**What you have to do:** Select the lines below containing the word "JSON".

(Excerpts from a figure dataset)
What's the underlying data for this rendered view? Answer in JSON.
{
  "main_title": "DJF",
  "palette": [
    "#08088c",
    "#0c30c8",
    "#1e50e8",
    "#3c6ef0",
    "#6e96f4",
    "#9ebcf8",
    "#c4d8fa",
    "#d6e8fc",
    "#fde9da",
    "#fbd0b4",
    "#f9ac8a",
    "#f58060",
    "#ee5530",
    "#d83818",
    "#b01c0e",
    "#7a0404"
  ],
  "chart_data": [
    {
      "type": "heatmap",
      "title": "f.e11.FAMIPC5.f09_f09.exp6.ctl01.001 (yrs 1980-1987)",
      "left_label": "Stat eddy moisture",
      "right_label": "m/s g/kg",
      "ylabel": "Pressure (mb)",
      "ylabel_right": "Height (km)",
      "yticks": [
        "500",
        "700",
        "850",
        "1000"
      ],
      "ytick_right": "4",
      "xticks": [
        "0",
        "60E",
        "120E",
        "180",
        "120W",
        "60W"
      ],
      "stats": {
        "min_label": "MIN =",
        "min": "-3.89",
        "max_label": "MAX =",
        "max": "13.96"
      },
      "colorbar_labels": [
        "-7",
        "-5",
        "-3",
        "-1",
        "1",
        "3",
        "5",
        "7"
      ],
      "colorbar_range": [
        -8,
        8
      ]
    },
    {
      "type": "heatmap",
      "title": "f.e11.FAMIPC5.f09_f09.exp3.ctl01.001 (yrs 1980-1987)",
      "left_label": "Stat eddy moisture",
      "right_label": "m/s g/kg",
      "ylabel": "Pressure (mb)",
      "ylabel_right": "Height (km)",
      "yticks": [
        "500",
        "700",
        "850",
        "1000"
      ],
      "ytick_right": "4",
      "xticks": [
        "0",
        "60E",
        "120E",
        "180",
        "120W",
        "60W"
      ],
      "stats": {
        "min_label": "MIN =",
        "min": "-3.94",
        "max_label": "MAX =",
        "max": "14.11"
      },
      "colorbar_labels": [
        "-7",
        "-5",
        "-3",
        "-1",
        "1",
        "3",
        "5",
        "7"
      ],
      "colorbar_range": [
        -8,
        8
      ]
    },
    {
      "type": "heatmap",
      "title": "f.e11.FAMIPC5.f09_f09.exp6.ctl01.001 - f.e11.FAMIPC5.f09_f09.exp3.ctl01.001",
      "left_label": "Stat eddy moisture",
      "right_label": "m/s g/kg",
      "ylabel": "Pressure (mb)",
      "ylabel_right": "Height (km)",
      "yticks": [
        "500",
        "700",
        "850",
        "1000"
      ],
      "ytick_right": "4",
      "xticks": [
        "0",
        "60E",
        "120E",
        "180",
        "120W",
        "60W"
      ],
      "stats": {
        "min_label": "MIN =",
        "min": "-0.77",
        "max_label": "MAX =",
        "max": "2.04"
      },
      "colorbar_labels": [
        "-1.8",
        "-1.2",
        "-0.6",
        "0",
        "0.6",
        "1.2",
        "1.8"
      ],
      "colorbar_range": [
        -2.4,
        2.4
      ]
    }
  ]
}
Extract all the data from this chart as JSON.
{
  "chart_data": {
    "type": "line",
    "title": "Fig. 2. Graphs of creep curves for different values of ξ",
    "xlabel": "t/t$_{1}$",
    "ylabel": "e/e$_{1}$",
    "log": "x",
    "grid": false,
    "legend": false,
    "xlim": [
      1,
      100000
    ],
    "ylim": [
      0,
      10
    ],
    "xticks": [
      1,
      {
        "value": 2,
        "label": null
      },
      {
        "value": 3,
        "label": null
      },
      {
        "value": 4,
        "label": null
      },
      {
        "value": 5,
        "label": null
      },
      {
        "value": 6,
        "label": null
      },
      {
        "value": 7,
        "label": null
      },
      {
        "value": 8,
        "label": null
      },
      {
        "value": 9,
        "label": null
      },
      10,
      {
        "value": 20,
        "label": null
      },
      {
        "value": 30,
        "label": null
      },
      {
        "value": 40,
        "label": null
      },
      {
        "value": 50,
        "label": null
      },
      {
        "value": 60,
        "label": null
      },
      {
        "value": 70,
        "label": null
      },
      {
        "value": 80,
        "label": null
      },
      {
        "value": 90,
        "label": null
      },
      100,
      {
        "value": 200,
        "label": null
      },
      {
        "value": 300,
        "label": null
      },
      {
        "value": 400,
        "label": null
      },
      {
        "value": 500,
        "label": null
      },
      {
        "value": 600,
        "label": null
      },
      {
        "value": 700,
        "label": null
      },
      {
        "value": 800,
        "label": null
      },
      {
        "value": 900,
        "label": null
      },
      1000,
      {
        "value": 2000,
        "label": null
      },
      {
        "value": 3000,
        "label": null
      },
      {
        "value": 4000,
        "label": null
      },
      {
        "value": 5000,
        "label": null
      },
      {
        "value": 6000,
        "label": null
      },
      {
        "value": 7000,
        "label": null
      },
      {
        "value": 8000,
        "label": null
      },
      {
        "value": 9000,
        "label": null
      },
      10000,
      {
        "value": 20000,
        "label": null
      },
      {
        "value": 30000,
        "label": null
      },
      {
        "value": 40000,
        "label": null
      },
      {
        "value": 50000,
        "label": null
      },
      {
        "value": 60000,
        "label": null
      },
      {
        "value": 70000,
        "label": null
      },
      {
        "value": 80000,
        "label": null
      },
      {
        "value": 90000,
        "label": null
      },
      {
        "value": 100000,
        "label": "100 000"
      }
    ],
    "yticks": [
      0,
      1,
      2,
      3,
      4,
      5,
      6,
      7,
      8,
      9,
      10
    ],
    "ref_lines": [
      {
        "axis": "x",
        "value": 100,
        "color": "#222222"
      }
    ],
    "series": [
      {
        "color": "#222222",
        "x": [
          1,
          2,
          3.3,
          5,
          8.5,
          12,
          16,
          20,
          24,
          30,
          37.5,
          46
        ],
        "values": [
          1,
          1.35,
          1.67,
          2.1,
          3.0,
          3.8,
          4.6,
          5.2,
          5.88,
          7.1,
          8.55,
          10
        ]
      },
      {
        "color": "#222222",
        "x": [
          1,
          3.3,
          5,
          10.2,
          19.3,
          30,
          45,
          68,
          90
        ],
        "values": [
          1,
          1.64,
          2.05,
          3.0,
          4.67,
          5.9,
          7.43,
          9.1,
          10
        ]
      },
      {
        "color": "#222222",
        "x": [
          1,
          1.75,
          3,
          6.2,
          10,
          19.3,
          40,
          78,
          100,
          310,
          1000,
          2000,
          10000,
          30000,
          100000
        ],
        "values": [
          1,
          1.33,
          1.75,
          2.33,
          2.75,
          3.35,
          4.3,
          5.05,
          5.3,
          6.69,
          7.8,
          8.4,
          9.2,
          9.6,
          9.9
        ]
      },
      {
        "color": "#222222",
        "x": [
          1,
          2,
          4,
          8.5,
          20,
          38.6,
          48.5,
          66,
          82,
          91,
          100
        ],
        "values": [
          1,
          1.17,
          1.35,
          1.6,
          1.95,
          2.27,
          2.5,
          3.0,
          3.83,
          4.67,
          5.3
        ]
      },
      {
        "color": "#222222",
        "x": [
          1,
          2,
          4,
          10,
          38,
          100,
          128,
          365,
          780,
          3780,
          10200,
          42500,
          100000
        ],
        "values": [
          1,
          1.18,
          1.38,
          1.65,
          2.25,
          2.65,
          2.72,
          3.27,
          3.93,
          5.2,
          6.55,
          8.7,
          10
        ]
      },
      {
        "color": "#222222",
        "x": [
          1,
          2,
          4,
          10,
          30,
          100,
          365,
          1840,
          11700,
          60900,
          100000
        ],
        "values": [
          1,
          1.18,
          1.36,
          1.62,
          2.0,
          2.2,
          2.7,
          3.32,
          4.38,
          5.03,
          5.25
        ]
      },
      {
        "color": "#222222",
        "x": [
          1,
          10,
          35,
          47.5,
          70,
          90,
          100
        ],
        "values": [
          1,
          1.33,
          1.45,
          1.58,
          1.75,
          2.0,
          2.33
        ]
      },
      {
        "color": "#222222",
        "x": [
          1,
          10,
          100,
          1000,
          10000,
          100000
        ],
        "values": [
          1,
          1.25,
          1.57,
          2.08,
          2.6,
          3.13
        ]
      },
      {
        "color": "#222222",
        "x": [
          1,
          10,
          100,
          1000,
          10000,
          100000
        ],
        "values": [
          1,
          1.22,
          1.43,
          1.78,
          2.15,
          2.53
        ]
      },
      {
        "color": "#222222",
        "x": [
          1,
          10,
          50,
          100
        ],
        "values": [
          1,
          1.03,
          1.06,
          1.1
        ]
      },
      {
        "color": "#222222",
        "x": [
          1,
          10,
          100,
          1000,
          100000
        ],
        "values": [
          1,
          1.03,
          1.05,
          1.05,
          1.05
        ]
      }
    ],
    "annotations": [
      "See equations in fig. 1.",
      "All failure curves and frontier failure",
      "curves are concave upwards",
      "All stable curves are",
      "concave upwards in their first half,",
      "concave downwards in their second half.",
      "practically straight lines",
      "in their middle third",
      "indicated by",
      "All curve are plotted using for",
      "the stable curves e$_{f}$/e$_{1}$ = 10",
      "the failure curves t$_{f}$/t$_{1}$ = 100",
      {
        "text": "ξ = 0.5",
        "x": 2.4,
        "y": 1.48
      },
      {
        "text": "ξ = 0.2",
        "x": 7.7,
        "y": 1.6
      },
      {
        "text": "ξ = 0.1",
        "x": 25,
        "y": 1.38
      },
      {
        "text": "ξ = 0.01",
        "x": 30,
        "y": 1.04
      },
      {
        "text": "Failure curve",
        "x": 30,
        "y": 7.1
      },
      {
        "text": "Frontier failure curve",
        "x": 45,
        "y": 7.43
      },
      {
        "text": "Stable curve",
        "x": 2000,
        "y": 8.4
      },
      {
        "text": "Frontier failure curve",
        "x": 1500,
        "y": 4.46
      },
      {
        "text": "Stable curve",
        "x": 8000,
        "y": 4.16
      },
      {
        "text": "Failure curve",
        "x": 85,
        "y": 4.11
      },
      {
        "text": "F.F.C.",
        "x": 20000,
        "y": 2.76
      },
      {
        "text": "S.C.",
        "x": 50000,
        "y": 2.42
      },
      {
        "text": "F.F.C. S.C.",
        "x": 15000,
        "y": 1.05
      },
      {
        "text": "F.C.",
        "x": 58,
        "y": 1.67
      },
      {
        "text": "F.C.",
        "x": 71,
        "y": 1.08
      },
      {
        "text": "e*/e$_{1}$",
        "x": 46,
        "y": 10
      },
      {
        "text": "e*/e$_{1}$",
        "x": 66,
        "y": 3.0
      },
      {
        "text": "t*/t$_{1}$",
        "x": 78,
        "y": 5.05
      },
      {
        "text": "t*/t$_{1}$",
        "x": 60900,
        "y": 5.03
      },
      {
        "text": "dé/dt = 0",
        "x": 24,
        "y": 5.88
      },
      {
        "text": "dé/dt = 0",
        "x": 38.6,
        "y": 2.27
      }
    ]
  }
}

**Full solution:**
What's the underlying data for this rendered view? Answer in JSON.
Extract all the data from this chart as JSON.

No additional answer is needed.